Look through the material below. Copy every line with the string "name" in it.

[start EXERCISE INPUTS]

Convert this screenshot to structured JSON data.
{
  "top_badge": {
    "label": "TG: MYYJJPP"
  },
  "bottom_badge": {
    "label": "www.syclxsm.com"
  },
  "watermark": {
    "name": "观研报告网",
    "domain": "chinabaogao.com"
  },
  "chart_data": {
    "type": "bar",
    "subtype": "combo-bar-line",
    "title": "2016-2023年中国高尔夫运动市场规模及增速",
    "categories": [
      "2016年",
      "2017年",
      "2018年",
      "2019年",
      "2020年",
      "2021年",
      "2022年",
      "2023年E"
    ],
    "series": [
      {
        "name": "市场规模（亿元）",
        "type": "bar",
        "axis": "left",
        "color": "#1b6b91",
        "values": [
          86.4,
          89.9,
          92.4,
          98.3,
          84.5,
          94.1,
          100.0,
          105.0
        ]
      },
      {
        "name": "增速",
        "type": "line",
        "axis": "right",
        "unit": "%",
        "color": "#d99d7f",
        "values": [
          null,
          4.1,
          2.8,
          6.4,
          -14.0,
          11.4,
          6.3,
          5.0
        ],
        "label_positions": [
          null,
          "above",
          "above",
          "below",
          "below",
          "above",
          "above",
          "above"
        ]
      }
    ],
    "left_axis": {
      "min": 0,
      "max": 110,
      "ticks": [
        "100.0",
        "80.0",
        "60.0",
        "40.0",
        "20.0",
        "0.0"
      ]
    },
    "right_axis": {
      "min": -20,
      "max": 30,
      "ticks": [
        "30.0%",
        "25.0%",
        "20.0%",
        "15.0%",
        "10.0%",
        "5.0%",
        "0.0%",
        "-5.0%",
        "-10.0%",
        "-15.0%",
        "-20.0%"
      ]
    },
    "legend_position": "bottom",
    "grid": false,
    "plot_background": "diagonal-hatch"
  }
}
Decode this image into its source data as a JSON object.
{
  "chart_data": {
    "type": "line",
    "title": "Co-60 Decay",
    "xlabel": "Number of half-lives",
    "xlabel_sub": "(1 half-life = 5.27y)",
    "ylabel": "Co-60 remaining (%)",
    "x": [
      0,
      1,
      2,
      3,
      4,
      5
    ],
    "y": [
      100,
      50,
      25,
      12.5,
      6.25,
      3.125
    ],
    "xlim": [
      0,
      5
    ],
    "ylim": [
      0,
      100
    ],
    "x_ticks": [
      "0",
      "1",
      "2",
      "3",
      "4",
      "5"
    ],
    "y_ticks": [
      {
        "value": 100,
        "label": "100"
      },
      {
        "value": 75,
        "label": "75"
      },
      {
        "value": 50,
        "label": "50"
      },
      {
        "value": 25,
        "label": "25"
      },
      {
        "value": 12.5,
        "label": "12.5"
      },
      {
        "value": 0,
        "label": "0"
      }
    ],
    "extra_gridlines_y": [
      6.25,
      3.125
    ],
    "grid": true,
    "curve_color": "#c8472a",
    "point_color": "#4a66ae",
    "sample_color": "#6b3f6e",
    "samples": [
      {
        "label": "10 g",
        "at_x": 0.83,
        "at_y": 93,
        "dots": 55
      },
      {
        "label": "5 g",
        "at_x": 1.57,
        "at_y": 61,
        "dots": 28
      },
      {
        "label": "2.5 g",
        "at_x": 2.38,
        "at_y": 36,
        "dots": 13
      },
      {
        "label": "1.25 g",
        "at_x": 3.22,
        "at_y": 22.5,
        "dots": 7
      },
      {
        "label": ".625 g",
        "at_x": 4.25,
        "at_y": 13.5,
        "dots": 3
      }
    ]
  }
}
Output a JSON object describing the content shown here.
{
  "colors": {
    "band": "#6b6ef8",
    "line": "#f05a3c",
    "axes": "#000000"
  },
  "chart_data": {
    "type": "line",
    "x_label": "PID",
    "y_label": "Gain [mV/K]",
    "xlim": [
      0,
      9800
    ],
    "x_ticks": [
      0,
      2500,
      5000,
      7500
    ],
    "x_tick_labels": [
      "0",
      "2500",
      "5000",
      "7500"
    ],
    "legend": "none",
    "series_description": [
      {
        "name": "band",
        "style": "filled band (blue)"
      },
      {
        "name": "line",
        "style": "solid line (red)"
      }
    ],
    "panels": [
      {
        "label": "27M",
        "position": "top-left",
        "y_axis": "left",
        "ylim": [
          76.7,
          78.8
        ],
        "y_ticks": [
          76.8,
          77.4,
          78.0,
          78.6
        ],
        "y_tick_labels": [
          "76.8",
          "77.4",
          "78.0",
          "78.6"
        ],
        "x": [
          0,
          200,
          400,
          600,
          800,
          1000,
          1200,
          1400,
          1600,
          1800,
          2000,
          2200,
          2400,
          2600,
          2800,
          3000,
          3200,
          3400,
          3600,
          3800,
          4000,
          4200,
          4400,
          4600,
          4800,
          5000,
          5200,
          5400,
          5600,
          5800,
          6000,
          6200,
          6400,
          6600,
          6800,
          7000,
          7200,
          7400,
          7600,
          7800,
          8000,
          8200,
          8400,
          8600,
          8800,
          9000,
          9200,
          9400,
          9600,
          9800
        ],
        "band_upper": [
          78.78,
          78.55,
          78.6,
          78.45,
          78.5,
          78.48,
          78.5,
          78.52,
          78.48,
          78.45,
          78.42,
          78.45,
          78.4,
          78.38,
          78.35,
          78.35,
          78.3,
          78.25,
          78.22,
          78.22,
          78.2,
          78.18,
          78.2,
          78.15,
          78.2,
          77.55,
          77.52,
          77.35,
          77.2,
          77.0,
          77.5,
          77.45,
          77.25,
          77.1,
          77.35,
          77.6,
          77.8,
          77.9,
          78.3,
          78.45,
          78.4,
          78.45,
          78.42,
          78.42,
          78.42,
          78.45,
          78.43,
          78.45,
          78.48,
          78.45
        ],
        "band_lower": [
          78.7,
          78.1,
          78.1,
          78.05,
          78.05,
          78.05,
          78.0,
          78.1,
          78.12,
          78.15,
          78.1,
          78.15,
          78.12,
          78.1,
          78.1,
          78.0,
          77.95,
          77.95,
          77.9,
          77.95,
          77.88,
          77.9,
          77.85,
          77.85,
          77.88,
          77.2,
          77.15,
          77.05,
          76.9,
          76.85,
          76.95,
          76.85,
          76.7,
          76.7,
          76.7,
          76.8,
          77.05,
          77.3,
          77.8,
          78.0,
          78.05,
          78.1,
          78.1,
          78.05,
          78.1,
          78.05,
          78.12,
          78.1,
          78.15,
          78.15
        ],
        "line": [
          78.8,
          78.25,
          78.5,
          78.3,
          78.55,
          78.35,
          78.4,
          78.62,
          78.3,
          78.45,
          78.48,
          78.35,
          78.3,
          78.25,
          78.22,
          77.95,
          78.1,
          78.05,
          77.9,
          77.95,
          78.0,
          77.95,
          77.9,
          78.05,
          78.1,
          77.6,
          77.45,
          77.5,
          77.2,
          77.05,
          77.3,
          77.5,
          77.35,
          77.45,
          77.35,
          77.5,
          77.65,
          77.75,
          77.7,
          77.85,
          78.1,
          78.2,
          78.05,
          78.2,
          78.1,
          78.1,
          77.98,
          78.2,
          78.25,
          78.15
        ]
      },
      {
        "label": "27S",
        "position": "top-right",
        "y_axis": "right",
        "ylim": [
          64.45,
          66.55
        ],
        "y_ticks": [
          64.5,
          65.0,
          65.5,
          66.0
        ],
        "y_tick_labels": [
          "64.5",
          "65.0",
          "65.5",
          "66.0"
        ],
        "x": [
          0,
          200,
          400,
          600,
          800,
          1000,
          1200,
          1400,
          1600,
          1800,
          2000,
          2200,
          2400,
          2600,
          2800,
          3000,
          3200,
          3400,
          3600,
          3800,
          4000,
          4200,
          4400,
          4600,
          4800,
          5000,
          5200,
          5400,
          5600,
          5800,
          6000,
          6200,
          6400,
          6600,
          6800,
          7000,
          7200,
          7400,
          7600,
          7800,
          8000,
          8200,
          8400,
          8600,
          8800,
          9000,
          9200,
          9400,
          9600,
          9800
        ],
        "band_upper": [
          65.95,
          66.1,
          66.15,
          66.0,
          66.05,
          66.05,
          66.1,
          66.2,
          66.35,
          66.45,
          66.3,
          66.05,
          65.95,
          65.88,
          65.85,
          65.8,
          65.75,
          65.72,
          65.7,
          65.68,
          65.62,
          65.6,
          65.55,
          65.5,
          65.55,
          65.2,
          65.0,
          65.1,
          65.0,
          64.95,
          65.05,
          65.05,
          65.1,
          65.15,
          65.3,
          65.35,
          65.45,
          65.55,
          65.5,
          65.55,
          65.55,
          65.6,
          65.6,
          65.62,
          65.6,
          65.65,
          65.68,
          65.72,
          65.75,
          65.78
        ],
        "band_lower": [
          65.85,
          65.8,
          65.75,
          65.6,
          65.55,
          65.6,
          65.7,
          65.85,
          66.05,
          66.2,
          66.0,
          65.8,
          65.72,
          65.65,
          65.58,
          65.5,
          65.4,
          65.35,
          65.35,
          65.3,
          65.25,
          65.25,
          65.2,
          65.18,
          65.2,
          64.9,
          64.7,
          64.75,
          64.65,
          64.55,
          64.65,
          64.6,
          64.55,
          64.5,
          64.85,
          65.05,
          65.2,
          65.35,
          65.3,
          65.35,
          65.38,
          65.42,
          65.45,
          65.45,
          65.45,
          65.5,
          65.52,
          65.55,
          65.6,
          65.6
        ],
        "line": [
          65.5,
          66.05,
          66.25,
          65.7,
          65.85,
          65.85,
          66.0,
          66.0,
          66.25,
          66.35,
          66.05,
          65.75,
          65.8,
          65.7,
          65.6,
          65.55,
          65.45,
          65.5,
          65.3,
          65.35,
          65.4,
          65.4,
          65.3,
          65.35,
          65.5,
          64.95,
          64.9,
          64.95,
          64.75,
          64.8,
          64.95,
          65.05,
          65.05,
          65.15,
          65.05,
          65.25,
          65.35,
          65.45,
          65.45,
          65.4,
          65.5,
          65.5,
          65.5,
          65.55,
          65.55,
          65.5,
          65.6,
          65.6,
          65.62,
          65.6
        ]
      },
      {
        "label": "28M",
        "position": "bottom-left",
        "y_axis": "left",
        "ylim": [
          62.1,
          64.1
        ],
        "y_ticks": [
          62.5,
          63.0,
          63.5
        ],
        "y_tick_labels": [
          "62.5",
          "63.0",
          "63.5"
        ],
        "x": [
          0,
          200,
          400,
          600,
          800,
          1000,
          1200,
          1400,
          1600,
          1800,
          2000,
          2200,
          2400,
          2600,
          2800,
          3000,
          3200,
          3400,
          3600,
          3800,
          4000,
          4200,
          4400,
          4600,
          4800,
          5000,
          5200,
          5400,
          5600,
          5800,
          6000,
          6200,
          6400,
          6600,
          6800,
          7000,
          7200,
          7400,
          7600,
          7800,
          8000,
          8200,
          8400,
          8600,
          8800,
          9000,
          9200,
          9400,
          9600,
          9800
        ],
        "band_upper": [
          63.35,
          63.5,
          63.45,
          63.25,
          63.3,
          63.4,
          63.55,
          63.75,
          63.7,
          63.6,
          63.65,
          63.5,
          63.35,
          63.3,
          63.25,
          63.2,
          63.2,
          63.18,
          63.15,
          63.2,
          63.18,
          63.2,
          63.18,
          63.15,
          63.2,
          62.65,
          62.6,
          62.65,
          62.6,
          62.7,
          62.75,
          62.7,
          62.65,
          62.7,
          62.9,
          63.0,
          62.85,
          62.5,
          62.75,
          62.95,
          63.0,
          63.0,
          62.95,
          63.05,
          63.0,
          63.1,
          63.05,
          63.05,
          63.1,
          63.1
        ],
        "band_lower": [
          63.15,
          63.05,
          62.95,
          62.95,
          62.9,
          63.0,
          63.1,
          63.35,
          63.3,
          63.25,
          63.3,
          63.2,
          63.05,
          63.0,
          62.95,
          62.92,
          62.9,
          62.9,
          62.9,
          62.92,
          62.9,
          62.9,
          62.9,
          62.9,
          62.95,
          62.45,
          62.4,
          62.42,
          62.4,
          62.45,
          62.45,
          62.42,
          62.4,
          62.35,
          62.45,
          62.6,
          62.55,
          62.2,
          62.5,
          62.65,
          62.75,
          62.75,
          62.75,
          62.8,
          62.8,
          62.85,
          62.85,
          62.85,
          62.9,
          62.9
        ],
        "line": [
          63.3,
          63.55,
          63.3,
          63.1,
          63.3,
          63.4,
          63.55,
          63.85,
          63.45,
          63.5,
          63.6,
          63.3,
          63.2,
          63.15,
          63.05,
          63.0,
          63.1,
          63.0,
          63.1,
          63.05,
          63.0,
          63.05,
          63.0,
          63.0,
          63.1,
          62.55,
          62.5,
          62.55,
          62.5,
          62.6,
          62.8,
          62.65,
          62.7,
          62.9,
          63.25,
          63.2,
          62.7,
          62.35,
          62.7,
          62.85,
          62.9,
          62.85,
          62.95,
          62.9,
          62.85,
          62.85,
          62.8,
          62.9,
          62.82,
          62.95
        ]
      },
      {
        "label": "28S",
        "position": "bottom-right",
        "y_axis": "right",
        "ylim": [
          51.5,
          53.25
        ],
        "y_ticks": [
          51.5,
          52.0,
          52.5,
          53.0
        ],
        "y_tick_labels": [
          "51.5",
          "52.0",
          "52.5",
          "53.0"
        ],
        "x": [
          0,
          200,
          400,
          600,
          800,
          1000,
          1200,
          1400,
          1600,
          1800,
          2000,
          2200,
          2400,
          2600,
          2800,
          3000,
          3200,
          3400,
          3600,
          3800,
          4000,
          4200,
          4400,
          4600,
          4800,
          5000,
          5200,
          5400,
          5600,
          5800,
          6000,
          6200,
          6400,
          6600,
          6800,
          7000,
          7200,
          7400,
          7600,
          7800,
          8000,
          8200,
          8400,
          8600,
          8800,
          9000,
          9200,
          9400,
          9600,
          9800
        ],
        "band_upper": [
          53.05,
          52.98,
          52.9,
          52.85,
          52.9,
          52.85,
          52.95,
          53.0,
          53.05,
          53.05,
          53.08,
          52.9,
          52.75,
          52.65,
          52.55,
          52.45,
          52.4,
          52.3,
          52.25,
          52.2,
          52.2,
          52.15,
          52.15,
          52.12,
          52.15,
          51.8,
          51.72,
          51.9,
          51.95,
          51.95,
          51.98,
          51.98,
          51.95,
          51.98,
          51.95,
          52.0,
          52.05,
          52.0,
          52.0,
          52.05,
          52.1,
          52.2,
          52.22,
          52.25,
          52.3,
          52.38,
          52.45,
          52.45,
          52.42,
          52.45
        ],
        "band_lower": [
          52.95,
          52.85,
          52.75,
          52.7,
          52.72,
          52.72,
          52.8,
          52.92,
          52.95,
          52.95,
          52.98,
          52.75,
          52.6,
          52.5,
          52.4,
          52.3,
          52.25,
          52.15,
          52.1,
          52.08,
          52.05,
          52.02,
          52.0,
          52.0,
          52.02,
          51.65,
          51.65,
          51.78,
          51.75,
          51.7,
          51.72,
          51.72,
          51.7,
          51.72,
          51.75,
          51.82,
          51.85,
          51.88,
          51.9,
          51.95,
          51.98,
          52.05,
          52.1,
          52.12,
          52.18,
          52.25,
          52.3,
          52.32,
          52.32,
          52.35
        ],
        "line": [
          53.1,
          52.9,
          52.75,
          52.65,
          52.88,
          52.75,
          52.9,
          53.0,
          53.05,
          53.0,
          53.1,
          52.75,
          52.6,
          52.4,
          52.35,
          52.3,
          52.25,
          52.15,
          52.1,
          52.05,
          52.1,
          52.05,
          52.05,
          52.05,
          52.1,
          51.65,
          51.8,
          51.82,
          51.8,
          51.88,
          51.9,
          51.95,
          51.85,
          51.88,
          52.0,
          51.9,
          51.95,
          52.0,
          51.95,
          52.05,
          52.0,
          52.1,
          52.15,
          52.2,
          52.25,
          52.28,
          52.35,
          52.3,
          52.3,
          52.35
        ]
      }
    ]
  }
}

[end EXERCISE INPUTS]

EXERCISE SOLUTION =
    "name": "观研报告网",
        "name": "市场规模（亿元）",
        "name": "增速",
        "name": "band",
        "name": "line",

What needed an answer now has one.